EXCERPTED TEXT:
# TMC grobeam 1500 tile



## SRP3006 (8 Apr 2019)

Hi all,


Currently planning setting up a high tech 48x24x24 aquarium, can anyone help me with my lights.
I have a pair of TMC grobeam 1500 tile, fully controllable and I can't find out much information about them. TMC say that the lights will grow any plant and that 100% will be too strong. I'm not so sure  The lights will be inside the hood and will be roughly 20" from light to substrate.
Has anyone had experience with these lights or can anyone help with the strength of them. Ideally I'm planning on a carpet plant so if they are not strong enough then I'd rather invest before watching the plants struggle when flooded.
Cheers.


----------



## nnnal (8 Apr 2019)

No experience with these lights but this is what i could find:

"The GroBeam XB-D Ultima is an over all wide angle 6500K freshwater aquarium light for "High Light" planted or simply "Fish Only" aquariums (for those who desire the most natural light for their plant/fish health)

•	Consists of (10) 6,500K extremely high output NEW licensed Natural Daylight XB-D LED emitters, not mix of colored emitters in a vain attempt to duplicate optimum PUR/PAR

•	For "High Light" planted aquariums, best results achieved under 25 inches of depth

•	2058 Lumens, PAR 148 uEinsteins/sec/m2 @16 inches at maximum PUR (not CRI & other gimmicks), providing high light tropical sun natural daylight in the natural spikes needed by plants.
There is simply NO better planted aquarium LED for those looking normal natural growth (including the models #400 tile & #600 strip).
With the highest water proof rating and longest warranty and there is still NO BETTER Planted or Fish only freshwater light!!" 

But maybe you know all of this already 






Sent from my SM-N900W8 using Tapatalk


----------



## SRP3006 (8 Apr 2019)

Thank you for taking the time to look that up. yes I've read most of that before online and it's similar to what TMC have said to me. The only thing I struggle with is the lumens, just over 4000 lumens for 2 tiles over a 400 litre tank gives me 10 lumens per litre which is advertised as low light unless I'm misunderstanding something. I'd say I'm a noob to this, I've kept aquariums for years but never gone this dark.

SUPPLIED MATERIAL:
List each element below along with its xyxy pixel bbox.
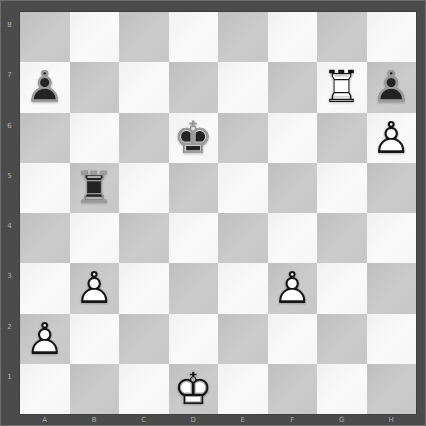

GOAL: Write out, word for word, everything in the TMC GroBeam thread above from "Has anyone had" down to "nnnal (8 Apr 2019)".

COMPLETE ANSWER:
Has anyone had experience with these lights or can anyone help with the strength of them. Ideally I'm planning on a carpet plant so if they are not strong enough then I'd rather invest before watching the plants struggle when flooded.
Cheers.


----------



## nnnal (8 Apr 2019)